_Exercise description_
Take the data that follows and retype it word for word.

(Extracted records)
** Start **

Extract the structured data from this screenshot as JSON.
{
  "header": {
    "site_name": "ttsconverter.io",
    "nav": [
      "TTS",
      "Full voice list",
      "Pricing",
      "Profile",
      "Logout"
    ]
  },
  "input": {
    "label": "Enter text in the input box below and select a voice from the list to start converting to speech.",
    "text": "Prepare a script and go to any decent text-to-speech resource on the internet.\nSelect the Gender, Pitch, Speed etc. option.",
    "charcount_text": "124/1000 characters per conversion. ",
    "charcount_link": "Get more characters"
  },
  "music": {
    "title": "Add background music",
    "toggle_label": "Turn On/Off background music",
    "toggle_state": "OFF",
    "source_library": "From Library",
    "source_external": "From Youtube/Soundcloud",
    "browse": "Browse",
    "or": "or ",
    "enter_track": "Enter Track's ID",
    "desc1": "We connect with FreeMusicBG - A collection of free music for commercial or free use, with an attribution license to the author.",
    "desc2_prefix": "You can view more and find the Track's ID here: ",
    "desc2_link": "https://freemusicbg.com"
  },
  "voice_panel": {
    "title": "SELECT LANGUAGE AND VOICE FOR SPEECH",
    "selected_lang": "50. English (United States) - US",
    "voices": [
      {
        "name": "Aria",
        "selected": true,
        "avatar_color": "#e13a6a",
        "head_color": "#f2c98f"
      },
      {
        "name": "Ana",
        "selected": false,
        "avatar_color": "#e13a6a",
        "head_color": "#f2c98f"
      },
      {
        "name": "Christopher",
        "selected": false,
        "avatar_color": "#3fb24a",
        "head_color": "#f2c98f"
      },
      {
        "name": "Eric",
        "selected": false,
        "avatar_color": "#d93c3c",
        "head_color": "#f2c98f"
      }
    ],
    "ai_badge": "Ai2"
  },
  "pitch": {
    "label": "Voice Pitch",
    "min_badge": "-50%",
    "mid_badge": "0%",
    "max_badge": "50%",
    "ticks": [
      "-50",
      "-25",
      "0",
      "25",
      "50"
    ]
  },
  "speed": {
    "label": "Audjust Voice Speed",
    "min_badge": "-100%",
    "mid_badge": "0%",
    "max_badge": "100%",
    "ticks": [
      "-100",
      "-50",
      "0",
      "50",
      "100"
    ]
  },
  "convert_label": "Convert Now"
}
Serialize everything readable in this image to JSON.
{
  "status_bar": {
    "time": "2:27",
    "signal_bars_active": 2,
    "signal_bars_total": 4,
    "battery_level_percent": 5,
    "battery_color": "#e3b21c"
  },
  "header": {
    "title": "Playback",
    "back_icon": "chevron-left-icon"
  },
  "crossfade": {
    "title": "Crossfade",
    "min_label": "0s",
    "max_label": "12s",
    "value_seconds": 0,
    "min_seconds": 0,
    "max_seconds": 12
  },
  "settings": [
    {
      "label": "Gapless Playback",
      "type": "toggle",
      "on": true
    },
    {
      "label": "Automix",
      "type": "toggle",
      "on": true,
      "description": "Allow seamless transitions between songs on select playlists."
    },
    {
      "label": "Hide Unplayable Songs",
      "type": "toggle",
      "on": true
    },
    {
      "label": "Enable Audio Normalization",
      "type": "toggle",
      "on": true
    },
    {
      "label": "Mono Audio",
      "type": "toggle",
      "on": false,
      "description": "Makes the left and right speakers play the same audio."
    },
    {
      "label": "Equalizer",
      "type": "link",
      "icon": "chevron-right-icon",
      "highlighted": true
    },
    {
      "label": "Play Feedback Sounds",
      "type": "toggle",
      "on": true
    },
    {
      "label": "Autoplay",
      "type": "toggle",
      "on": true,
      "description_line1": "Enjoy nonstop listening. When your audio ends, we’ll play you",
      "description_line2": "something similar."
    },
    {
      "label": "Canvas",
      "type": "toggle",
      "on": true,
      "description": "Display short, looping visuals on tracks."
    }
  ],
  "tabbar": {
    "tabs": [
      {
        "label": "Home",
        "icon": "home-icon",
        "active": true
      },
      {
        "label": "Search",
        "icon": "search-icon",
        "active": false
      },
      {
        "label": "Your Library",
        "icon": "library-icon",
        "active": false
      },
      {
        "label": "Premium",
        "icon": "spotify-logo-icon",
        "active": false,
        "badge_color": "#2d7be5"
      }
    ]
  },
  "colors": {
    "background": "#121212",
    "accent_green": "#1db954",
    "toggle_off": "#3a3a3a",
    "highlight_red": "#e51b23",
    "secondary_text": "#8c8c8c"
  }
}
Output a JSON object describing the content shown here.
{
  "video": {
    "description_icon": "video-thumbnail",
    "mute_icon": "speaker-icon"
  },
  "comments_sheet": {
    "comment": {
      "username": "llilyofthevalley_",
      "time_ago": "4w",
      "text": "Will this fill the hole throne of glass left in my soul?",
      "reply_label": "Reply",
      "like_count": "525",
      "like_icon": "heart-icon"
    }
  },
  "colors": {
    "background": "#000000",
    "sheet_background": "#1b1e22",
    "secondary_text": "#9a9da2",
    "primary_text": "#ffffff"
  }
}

** End **

_Written solution_
Extract the structured data from this screenshot as JSON.
{
  "header": {
    "site_name": "ttsconverter.io",
    "nav": [
      "TTS",
      "Full voice list",
      "Pricing",
      "Profile",
      "Logout"
    ]
  },
  "input": {
    "label": "Enter text in the input box below and select a voice from the list to start converting to speech.",
    "text": "Prepare a script and go to any decent text-to-speech resource on the internet.\nSelect the Gender, Pitch, Speed etc. option.",
    "charcount_text": "124/1000 characters per conversion. ",
    "charcount_link": "Get more characters"
  },
  "music": {
    "title": "Add background music",
    "toggle_label": "Turn On/Off background music",
    "toggle_state": "OFF",
    "source_library": "From Library",
    "source_external": "From Youtube/Soundcloud",
    "browse": "Browse",
    "or": "or ",
    "enter_track": "Enter Track's ID",
    "desc1": "We connect with FreeMusicBG - A collection of free music for commercial or free use, with an attribution license to the author.",
    "desc2_prefix": "You can view more and find the Track's ID here: ",
    "desc2_link": "https://freemusicbg.com"
  },
  "voice_panel": {
    "title": "SELECT LANGUAGE AND VOICE FOR SPEECH",
    "selected_lang": "50. English (United States) - US",
    "voices": [
      {
        "name": "Aria",
        "selected": true,
        "avatar_color": "#e13a6a",
        "head_color": "#f2c98f"
      },
      {
        "name": "Ana",
        "selected": false,
        "avatar_color": "#e13a6a",
        "head_color": "#f2c98f"
      },
      {
        "name": "Christopher",
        "selected": false,
        "avatar_color": "#3fb24a",
        "head_color": "#f2c98f"
      },
      {
        "name": "Eric",
        "selected": false,
        "avatar_color": "#d93c3c",
        "head_color": "#f2c98f"
      }
    ],
    "ai_badge": "Ai2"
  },
  "pitch": {
    "label": "Voice Pitch",
    "min_badge": "-50%",
    "mid_badge": "0%",
    "max_badge": "50%",
    "ticks": [
      "-50",
      "-25",
      "0",
      "25",
      "50"
    ]
  },
  "speed": {
    "label": "Audjust Voice Speed",
    "min_badge": "-100%",
    "mid_badge": "0%",
    "max_badge": "100%",
    "ticks": [
      "-100",
      "-50",
      "0",
      "50",
      "100"
    ]
  },
  "convert_label": "Convert Now"
}
Serialize everything readable in this image to JSON.
{
  "status_bar": {
    "time": "2:27",
    "signal_bars_active": 2,
    "signal_bars_total": 4,
    "battery_level_percent": 5,
    "battery_color": "#e3b21c"
  },
  "header": {
    "title": "Playback",
    "back_icon": "chevron-left-icon"
  },
  "crossfade": {
    "title": "Crossfade",
    "min_label": "0s",
    "max_label": "12s",
    "value_seconds": 0,
    "min_seconds": 0,
    "max_seconds": 12
  },
  "settings": [
    {
      "label": "Gapless Playback",
      "type": "toggle",
      "on": true
    },
    {
      "label": "Automix",
      "type": "toggle",
      "on": true,
      "description": "Allow seamless transitions between songs on select playlists."
    },
    {
      "label": "Hide Unplayable Songs",
      "type": "toggle",
      "on": true
    },
    {
      "label": "Enable Audio Normalization",
      "type": "toggle",
      "on": true
    },
    {
      "label": "Mono Audio",
      "type": "toggle",
      "on": false,
      "description": "Makes the left and right speakers play the same audio."
    },
    {
      "label": "Equalizer",
      "type": "link",
      "icon": "chevron-right-icon",
      "highlighted": true
    },
    {
      "label": "Play Feedback Sounds",
      "type": "toggle",
      "on": true
    },
    {
      "label": "Autoplay",
      "type": "toggle",
      "on": true,
      "description_line1": "Enjoy nonstop listening. When your audio ends, we’ll play you",
      "description_line2": "something similar."
    },
    {
      "label": "Canvas",
      "type": "toggle",
      "on": true,
      "description": "Display short, looping visuals on tracks."
    }
  ],
  "tabbar": {
    "tabs": [
      {
        "label": "Home",
        "icon": "home-icon",
        "active": true
      },
      {
        "label": "Search",
        "icon": "search-icon",
        "active": false
      },
      {
        "label": "Your Library",
        "icon": "library-icon",
        "active": false
      },
      {
        "label": "Premium",
        "icon": "spotify-logo-icon",
        "active": false,
        "badge_color": "#2d7be5"
      }
    ]
  },
  "colors": {
    "background": "#121212",
    "accent_green": "#1db954",
    "toggle_off": "#3a3a3a",
    "highlight_red": "#e51b23",
    "secondary_text": "#8c8c8c"
  }
}
Output a JSON object describing the content shown here.
{
  "video": {
    "description_icon": "video-thumbnail",
    "mute_icon": "speaker-icon"
  },
  "comments_sheet": {
    "comment": {
      "username": "llilyofthevalley_",
      "time_ago": "4w",
      "text": "Will this fill the hole throne of glass left in my soul?",
      "reply_label": "Reply",
      "like_count": "525",
      "like_icon": "heart-icon"
    }
  },
  "colors": {
    "background": "#000000",
    "sheet_background": "#1b1e22",
    "secondary_text": "#9a9da2",
    "primary_text": "#ffffff"
  }
}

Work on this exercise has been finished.